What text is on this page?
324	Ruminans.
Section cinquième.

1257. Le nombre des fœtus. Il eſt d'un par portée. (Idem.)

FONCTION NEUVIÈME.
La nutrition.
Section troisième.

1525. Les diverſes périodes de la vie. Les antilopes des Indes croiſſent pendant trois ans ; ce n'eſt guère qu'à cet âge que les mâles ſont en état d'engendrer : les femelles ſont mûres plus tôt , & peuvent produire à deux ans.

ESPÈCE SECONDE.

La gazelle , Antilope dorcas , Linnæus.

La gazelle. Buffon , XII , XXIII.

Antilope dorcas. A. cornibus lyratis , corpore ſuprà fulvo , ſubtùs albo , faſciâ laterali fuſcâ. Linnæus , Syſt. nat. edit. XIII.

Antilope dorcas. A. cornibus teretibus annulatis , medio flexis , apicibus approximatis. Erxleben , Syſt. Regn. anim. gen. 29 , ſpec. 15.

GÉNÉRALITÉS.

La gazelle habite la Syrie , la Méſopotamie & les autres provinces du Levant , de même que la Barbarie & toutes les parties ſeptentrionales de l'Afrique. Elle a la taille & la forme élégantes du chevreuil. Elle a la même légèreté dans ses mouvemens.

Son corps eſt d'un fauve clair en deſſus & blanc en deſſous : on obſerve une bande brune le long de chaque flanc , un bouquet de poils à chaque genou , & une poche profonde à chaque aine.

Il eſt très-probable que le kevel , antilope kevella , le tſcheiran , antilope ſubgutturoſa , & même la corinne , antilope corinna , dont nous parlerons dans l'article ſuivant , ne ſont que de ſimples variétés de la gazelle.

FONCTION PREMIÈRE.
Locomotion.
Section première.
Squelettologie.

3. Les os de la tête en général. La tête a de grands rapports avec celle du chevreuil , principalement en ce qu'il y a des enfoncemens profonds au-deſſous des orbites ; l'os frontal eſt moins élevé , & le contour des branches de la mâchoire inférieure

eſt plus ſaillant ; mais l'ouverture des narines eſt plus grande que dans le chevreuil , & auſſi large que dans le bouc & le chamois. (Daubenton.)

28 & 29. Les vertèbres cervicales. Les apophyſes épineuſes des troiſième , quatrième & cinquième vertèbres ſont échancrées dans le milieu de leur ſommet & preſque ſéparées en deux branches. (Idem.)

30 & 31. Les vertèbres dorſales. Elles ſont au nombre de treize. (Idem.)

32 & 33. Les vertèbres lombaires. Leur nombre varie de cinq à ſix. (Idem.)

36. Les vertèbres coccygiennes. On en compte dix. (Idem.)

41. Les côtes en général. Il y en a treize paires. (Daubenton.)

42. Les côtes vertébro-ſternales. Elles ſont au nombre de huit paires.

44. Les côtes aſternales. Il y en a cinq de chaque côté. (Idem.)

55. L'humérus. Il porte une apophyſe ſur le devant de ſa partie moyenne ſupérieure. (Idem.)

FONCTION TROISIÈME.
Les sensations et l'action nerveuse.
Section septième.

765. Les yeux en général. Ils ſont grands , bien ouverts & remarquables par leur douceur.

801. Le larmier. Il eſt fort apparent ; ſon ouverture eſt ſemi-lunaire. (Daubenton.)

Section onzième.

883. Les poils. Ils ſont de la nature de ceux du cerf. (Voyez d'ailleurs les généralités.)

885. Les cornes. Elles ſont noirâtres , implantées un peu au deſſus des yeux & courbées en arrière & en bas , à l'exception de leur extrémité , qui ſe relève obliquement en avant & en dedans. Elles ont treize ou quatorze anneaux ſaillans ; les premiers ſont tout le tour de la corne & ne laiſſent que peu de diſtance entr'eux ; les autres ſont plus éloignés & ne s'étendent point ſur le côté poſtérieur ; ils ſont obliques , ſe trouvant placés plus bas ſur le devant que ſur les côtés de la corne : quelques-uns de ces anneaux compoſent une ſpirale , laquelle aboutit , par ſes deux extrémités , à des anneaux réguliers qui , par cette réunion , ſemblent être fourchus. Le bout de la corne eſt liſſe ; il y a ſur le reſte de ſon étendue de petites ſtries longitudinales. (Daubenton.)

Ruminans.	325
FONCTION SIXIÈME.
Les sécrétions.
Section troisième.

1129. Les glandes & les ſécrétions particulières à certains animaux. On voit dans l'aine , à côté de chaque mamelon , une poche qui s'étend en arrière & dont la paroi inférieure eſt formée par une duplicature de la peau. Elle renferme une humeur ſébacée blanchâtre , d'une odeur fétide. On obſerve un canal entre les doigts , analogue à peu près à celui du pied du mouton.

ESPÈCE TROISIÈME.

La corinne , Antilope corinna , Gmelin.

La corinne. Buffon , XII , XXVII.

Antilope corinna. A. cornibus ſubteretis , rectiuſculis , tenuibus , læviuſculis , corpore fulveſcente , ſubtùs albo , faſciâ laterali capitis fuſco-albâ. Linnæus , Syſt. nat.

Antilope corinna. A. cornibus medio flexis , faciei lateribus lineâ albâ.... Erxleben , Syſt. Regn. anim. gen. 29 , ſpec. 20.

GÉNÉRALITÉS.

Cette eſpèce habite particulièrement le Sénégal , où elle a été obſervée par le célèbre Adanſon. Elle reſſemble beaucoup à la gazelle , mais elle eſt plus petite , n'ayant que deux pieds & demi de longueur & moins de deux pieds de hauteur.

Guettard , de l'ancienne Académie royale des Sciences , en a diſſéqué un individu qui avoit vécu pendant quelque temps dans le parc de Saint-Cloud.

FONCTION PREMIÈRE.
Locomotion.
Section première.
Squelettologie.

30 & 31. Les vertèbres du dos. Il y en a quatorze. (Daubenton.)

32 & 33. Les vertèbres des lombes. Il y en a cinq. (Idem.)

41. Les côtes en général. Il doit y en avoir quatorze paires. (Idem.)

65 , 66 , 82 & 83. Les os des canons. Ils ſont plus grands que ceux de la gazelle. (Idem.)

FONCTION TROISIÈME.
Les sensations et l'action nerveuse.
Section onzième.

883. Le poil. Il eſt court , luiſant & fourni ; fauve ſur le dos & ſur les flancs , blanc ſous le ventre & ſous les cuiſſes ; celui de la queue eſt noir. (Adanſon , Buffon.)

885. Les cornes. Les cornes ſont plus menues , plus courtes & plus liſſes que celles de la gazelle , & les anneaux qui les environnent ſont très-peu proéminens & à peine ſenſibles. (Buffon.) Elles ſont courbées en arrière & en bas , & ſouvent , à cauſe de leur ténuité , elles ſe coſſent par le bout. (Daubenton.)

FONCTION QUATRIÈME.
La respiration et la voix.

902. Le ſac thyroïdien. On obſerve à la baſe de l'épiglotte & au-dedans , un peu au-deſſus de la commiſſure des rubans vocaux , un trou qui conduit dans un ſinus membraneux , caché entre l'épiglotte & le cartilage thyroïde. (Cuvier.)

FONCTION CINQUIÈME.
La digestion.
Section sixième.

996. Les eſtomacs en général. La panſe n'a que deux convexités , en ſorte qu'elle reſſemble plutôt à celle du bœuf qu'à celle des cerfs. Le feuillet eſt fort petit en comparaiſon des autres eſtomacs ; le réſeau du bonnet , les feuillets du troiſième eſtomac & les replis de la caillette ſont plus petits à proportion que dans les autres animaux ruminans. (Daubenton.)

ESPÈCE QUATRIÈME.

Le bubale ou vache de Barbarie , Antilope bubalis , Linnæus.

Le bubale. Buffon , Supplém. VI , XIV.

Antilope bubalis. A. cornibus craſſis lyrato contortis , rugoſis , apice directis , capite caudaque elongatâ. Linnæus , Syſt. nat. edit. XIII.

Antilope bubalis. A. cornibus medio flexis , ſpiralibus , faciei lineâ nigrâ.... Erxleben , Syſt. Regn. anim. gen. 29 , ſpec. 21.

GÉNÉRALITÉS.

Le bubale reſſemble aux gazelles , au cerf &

_WORK INSTRUCTIONS:_ Extract the full set of entries word for word.

_SOLUTION FOR THIS EXERCISE:_
What text is on this page?
324	Ruminans.
Section cinquième.

1257. Le nombre des fœtus. Il eſt d'un par portée. (Idem.)

FONCTION NEUVIÈME.
La nutrition.
Section troisième.

1525. Les diverſes périodes de la vie. Les antilopes des Indes croiſſent pendant trois ans ; ce n'eſt guère qu'à cet âge que les mâles ſont en état d'engendrer : les femelles ſont mûres plus tôt , & peuvent produire à deux ans.

ESPÈCE SECONDE.

La gazelle , Antilope dorcas , Linnæus.

La gazelle. Buffon , XII , XXIII.

Antilope dorcas. A. cornibus lyratis , corpore ſuprà fulvo , ſubtùs albo , faſciâ laterali fuſcâ. Linnæus , Syſt. nat. edit. XIII.

Antilope dorcas. A. cornibus teretibus annulatis , medio flexis , apicibus approximatis. Erxleben , Syſt. Regn. anim. gen. 29 , ſpec. 15.

GÉNÉRALITÉS.

La gazelle habite la Syrie , la Méſopotamie & les autres provinces du Levant , de même que la Barbarie & toutes les parties ſeptentrionales de l'Afrique. Elle a la taille & la forme élégantes du chevreuil. Elle a la même légèreté dans ses mouvemens.

Son corps eſt d'un fauve clair en deſſus & blanc en deſſous : on obſerve une bande brune le long de chaque flanc , un bouquet de poils à chaque genou , & une poche profonde à chaque aine.

Il eſt très-probable que le kevel , antilope kevella , le tſcheiran , antilope ſubgutturoſa , & même la corinne , antilope corinna , dont nous parlerons dans l'article ſuivant , ne ſont que de ſimples variétés de la gazelle.

FONCTION PREMIÈRE.
Locomotion.
Section première.
Squelettologie.

3. Les os de la tête en général. La tête a de grands rapports avec celle du chevreuil , principalement en ce qu'il y a des enfoncemens profonds au-deſſous des orbites ; l'os frontal eſt moins élevé , & le contour des branches de la mâchoire inférieure

eſt plus ſaillant ; mais l'ouverture des narines eſt plus grande que dans le chevreuil , & auſſi large que dans le bouc & le chamois. (Daubenton.)

28 & 29. Les vertèbres cervicales. Les apophyſes épineuſes des troiſième , quatrième & cinquième vertèbres ſont échancrées dans le milieu de leur ſommet & preſque ſéparées en deux branches. (Idem.)

30 & 31. Les vertèbres dorſales. Elles ſont au nombre de treize. (Idem.)

32 & 33. Les vertèbres lombaires. Leur nombre varie de cinq à ſix. (Idem.)

36. Les vertèbres coccygiennes. On en compte dix. (Idem.)

41. Les côtes en général. Il y en a treize paires. (Daubenton.)

42. Les côtes vertébro-ſternales. Elles ſont au nombre de huit paires.

44. Les côtes aſternales. Il y en a cinq de chaque côté. (Idem.)

55. L'humérus. Il porte une apophyſe ſur le devant de ſa partie moyenne ſupérieure. (Idem.)

FONCTION TROISIÈME.
Les sensations et l'action nerveuse.
Section septième.

765. Les yeux en général. Ils ſont grands , bien ouverts & remarquables par leur douceur.

801. Le larmier. Il eſt fort apparent ; ſon ouverture eſt ſemi-lunaire. (Daubenton.)

Section onzième.

883. Les poils. Ils ſont de la nature de ceux du cerf. (Voyez d'ailleurs les généralités.)

885. Les cornes. Elles ſont noirâtres , implantées un peu au deſſus des yeux & courbées en arrière & en bas , à l'exception de leur extrémité , qui ſe relève obliquement en avant & en dedans. Elles ont treize ou quatorze anneaux ſaillans ; les premiers ſont tout le tour de la corne & ne laiſſent que peu de diſtance entr'eux ; les autres ſont plus éloignés & ne s'étendent point ſur le côté poſtérieur ; ils ſont obliques , ſe trouvant placés plus bas ſur le devant que ſur les côtés de la corne : quelques-uns de ces anneaux compoſent une ſpirale , laquelle aboutit , par ſes deux extrémités , à des anneaux réguliers qui , par cette réunion , ſemblent être fourchus. Le bout de la corne eſt liſſe ; il y a ſur le reſte de ſon étendue de petites ſtries longitudinales. (Daubenton.)

Ruminans.	325
FONCTION SIXIÈME.
Les sécrétions.
Section troisième.

1129. Les glandes & les ſécrétions particulières à certains animaux. On voit dans l'aine , à côté de chaque mamelon , une poche qui s'étend en arrière & dont la paroi inférieure eſt formée par une duplicature de la peau. Elle renferme une humeur ſébacée blanchâtre , d'une odeur fétide. On obſerve un canal entre les doigts , analogue à peu près à celui du pied du mouton.

ESPÈCE TROISIÈME.

La corinne , Antilope corinna , Gmelin.

La corinne. Buffon , XII , XXVII.

Antilope corinna. A. cornibus ſubteretis , rectiuſculis , tenuibus , læviuſculis , corpore fulveſcente , ſubtùs albo , faſciâ laterali capitis fuſco-albâ. Linnæus , Syſt. nat.

Antilope corinna. A. cornibus medio flexis , faciei lateribus lineâ albâ.... Erxleben , Syſt. Regn. anim. gen. 29 , ſpec. 20.

GÉNÉRALITÉS.

Cette eſpèce habite particulièrement le Sénégal , où elle a été obſervée par le célèbre Adanſon. Elle reſſemble beaucoup à la gazelle , mais elle eſt plus petite , n'ayant que deux pieds & demi de longueur & moins de deux pieds de hauteur.

Guettard , de l'ancienne Académie royale des Sciences , en a diſſéqué un individu qui avoit vécu pendant quelque temps dans le parc de Saint-Cloud.

FONCTION PREMIÈRE.
Locomotion.
Section première.
Squelettologie.

30 & 31. Les vertèbres du dos. Il y en a quatorze. (Daubenton.)

32 & 33. Les vertèbres des lombes. Il y en a cinq. (Idem.)

41. Les côtes en général. Il doit y en avoir quatorze paires. (Idem.)

65 , 66 , 82 & 83. Les os des canons. Ils ſont plus grands que ceux de la gazelle. (Idem.)

FONCTION TROISIÈME.
Les sensations et l'action nerveuse.
Section onzième.

883. Le poil. Il eſt court , luiſant & fourni ; fauve ſur le dos & ſur les flancs , blanc ſous le ventre & ſous les cuiſſes ; celui de la queue eſt noir. (Adanſon , Buffon.)

885. Les cornes. Les cornes ſont plus menues , plus courtes & plus liſſes que celles de la gazelle , & les anneaux qui les environnent ſont très-peu proéminens & à peine ſenſibles. (Buffon.) Elles ſont courbées en arrière & en bas , & ſouvent , à cauſe de leur ténuité , elles ſe coſſent par le bout. (Daubenton.)

FONCTION QUATRIÈME.
La respiration et la voix.

902. Le ſac thyroïdien. On obſerve à la baſe de l'épiglotte & au-dedans , un peu au-deſſus de la commiſſure des rubans vocaux , un trou qui conduit dans un ſinus membraneux , caché entre l'épiglotte & le cartilage thyroïde. (Cuvier.)

FONCTION CINQUIÈME.
La digestion.
Section sixième.

996. Les eſtomacs en général. La panſe n'a que deux convexités , en ſorte qu'elle reſſemble plutôt à celle du bœuf qu'à celle des cerfs. Le feuillet eſt fort petit en comparaiſon des autres eſtomacs ; le réſeau du bonnet , les feuillets du troiſième eſtomac & les replis de la caillette ſont plus petits à proportion que dans les autres animaux ruminans. (Daubenton.)

ESPÈCE QUATRIÈME.

Le bubale ou vache de Barbarie , Antilope bubalis , Linnæus.

Le bubale. Buffon , Supplém. VI , XIV.

Antilope bubalis. A. cornibus craſſis lyrato contortis , rugoſis , apice directis , capite caudaque elongatâ. Linnæus , Syſt. nat. edit. XIII.

Antilope bubalis. A. cornibus medio flexis , ſpiralibus , faciei lineâ nigrâ.... Erxleben , Syſt. Regn. anim. gen. 29 , ſpec. 21.

GÉNÉRALITÉS.

Le bubale reſſemble aux gazelles , au cerf &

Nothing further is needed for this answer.